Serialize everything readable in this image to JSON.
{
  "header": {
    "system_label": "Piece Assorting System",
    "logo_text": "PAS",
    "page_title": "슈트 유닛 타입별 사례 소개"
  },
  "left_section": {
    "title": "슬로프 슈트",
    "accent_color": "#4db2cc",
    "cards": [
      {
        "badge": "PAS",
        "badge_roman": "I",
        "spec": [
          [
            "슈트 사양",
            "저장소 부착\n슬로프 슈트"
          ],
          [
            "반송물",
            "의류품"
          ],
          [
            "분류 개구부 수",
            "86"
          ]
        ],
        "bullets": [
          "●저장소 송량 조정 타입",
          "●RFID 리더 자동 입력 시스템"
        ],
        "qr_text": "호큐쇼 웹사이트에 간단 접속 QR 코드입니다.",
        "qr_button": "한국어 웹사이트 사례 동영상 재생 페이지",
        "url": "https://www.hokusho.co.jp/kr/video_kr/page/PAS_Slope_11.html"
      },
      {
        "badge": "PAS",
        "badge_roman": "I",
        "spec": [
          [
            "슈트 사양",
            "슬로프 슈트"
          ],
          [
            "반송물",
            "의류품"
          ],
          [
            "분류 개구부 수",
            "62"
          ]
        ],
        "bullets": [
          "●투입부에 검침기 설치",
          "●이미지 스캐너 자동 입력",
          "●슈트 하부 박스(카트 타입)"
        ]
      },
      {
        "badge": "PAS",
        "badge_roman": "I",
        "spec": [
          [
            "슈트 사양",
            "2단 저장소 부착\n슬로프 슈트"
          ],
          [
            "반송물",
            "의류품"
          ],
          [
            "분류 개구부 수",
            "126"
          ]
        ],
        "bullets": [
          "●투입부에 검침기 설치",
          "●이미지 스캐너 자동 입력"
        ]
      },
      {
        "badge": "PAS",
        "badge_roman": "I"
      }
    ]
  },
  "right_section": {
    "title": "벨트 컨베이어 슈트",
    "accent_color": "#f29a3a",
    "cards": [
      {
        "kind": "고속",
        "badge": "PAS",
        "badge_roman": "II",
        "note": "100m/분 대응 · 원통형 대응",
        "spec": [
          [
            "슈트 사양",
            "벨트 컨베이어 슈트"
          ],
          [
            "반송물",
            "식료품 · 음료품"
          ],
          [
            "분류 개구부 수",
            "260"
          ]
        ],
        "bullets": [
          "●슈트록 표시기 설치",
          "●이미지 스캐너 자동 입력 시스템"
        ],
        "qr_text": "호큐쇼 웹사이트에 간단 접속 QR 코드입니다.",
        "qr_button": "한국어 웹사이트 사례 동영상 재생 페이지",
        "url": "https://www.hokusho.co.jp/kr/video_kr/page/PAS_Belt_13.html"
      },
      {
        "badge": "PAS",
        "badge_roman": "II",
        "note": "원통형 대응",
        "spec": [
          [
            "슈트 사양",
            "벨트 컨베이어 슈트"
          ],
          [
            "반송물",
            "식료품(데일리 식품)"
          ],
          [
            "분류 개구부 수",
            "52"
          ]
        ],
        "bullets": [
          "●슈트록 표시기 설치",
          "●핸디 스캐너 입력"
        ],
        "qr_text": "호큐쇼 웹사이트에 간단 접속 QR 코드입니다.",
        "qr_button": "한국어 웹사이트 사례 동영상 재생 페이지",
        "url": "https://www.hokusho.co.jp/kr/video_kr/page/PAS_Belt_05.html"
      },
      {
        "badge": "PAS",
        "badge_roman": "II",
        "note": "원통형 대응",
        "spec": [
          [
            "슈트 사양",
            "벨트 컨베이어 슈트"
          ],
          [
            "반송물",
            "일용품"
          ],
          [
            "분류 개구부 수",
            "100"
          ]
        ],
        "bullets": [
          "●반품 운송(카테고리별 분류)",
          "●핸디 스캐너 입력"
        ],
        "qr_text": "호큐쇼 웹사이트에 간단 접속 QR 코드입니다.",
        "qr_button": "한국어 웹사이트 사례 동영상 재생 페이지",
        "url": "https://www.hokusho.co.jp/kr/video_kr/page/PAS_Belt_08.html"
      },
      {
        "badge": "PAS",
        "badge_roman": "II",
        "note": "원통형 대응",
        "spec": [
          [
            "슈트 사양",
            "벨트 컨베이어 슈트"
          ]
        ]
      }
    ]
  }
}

◆ Task brief
Restate all of the entries above precisely.

◆ Written solution
Serialize everything readable in this image to JSON.
{
  "header": {
    "system_label": "Piece Assorting System",
    "logo_text": "PAS",
    "page_title": "슈트 유닛 타입별 사례 소개"
  },
  "left_section": {
    "title": "슬로프 슈트",
    "accent_color": "#4db2cc",
    "cards": [
      {
        "badge": "PAS",
        "badge_roman": "I",
        "spec": [
          [
            "슈트 사양",
            "저장소 부착\n슬로프 슈트"
          ],
          [
            "반송물",
            "의류품"
          ],
          [
            "분류 개구부 수",
            "86"
          ]
        ],
        "bullets": [
          "●저장소 송량 조정 타입",
          "●RFID 리더 자동 입력 시스템"
        ],
        "qr_text": "호큐쇼 웹사이트에 간단 접속 QR 코드입니다.",
        "qr_button": "한국어 웹사이트 사례 동영상 재생 페이지",
        "url": "https://www.hokusho.co.jp/kr/video_kr/page/PAS_Slope_11.html"
      },
      {
        "badge": "PAS",
        "badge_roman": "I",
        "spec": [
          [
            "슈트 사양",
            "슬로프 슈트"
          ],
          [
            "반송물",
            "의류품"
          ],
          [
            "분류 개구부 수",
            "62"
          ]
        ],
        "bullets": [
          "●투입부에 검침기 설치",
          "●이미지 스캐너 자동 입력",
          "●슈트 하부 박스(카트 타입)"
        ]
      },
      {
        "badge": "PAS",
        "badge_roman": "I",
        "spec": [
          [
            "슈트 사양",
            "2단 저장소 부착\n슬로프 슈트"
          ],
          [
            "반송물",
            "의류품"
          ],
          [
            "분류 개구부 수",
            "126"
          ]
        ],
        "bullets": [
          "●투입부에 검침기 설치",
          "●이미지 스캐너 자동 입력"
        ]
      },
      {
        "badge": "PAS",
        "badge_roman": "I"
      }
    ]
  },
  "right_section": {
    "title": "벨트 컨베이어 슈트",
    "accent_color": "#f29a3a",
    "cards": [
      {
        "kind": "고속",
        "badge": "PAS",
        "badge_roman": "II",
        "note": "100m/분 대응 · 원통형 대응",
        "spec": [
          [
            "슈트 사양",
            "벨트 컨베이어 슈트"
          ],
          [
            "반송물",
            "식료품 · 음료품"
          ],
          [
            "분류 개구부 수",
            "260"
          ]
        ],
        "bullets": [
          "●슈트록 표시기 설치",
          "●이미지 스캐너 자동 입력 시스템"
        ],
        "qr_text": "호큐쇼 웹사이트에 간단 접속 QR 코드입니다.",
        "qr_button": "한국어 웹사이트 사례 동영상 재생 페이지",
        "url": "https://www.hokusho.co.jp/kr/video_kr/page/PAS_Belt_13.html"
      },
      {
        "badge": "PAS",
        "badge_roman": "II",
        "note": "원통형 대응",
        "spec": [
          [
            "슈트 사양",
            "벨트 컨베이어 슈트"
          ],
          [
            "반송물",
            "식료품(데일리 식품)"
          ],
          [
            "분류 개구부 수",
            "52"
          ]
        ],
        "bullets": [
          "●슈트록 표시기 설치",
          "●핸디 스캐너 입력"
        ],
        "qr_text": "호큐쇼 웹사이트에 간단 접속 QR 코드입니다.",
        "qr_button": "한국어 웹사이트 사례 동영상 재생 페이지",
        "url": "https://www.hokusho.co.jp/kr/video_kr/page/PAS_Belt_05.html"
      },
      {
        "badge": "PAS",
        "badge_roman": "II",
        "note": "원통형 대응",
        "spec": [
          [
            "슈트 사양",
            "벨트 컨베이어 슈트"
          ],
          [
            "반송물",
            "일용품"
          ],
          [
            "분류 개구부 수",
            "100"
          ]
        ],
        "bullets": [
          "●반품 운송(카테고리별 분류)",
          "●핸디 스캐너 입력"
        ],
        "qr_text": "호큐쇼 웹사이트에 간단 접속 QR 코드입니다.",
        "qr_button": "한국어 웹사이트 사례 동영상 재생 페이지",
        "url": "https://www.hokusho.co.jp/kr/video_kr/page/PAS_Belt_08.html"
      },
      {
        "badge": "PAS",
        "badge_roman": "II",
        "note": "원통형 대응",
        "spec": [
          [
            "슈트 사양",
            "벨트 컨베이어 슈트"
          ]
        ]
      }
    ]
  }
}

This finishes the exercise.